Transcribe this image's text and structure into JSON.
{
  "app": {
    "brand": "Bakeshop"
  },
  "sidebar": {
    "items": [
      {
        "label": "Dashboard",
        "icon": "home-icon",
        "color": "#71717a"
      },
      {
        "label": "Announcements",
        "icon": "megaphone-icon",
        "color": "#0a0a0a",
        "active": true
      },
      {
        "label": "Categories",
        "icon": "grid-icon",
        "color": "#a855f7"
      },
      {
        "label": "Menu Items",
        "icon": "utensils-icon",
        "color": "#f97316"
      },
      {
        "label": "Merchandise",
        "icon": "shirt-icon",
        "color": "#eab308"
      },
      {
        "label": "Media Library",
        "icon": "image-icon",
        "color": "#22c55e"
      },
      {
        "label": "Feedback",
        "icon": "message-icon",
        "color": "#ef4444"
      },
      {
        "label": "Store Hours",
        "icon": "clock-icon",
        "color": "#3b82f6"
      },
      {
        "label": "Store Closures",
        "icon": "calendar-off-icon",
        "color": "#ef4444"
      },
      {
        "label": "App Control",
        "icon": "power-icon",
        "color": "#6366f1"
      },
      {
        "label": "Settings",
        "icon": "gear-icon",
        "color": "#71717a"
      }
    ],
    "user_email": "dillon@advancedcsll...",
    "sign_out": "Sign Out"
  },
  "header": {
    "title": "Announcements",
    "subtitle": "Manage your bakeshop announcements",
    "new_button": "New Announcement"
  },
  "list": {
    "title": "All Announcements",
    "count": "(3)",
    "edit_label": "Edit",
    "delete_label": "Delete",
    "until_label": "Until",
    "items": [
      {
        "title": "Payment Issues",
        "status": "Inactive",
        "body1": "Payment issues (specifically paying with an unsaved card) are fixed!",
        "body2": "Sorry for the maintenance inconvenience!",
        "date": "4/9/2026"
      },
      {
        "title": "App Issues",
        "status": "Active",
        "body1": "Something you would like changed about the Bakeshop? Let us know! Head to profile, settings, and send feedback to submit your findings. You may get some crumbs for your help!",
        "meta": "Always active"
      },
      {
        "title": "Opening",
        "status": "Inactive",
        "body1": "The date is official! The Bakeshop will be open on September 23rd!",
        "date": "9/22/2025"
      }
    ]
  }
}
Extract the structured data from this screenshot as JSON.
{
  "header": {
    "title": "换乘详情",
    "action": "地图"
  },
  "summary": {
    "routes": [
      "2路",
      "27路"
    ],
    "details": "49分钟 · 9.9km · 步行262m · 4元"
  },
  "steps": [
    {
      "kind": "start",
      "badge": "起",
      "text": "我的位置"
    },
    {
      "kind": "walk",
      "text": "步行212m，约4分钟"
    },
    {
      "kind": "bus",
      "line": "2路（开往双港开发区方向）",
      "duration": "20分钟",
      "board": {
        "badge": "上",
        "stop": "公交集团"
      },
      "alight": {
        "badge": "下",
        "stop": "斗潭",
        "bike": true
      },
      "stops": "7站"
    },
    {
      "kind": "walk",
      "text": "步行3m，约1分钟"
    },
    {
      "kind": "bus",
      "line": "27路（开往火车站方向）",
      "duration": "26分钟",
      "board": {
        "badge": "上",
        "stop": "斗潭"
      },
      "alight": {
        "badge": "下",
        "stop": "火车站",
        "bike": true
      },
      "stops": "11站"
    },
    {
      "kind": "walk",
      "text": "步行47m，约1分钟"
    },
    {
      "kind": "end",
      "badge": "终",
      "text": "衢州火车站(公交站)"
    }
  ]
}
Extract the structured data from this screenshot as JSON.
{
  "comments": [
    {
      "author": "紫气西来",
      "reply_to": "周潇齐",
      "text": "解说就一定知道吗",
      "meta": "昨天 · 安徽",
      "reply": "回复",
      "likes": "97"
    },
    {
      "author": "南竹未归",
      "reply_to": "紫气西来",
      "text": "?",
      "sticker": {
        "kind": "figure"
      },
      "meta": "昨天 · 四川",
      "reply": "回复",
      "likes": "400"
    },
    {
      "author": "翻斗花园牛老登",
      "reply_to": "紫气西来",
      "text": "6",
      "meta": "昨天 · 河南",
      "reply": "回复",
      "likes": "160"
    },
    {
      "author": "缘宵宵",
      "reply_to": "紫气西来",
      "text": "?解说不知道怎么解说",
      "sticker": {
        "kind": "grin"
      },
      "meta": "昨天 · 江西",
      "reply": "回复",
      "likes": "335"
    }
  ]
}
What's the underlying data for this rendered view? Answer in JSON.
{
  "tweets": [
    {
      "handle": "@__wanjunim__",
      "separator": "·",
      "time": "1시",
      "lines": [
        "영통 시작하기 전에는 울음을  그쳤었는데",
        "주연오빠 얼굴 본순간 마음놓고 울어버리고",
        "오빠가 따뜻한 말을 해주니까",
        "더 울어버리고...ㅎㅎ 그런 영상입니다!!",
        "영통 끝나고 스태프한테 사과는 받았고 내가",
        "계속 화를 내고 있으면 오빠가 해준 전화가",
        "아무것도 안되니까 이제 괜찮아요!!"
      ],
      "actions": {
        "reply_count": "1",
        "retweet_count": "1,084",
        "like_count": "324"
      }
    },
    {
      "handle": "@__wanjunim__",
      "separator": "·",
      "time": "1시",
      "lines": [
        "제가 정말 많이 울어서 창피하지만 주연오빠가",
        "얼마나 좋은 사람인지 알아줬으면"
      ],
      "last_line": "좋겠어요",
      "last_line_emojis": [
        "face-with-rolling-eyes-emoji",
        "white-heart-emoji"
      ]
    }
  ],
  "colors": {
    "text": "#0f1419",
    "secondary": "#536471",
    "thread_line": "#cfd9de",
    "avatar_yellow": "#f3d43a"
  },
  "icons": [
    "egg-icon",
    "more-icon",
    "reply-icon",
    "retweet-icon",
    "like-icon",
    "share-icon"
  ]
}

----

Task directions: Return every line in the listing that contains the word "JSON".

The output:
Transcribe this image's text and structure into JSON.
Extract the structured data from this screenshot as JSON.
Extract the structured data from this screenshot as JSON.
What's the underlying data for this rendered view? Answer in JSON.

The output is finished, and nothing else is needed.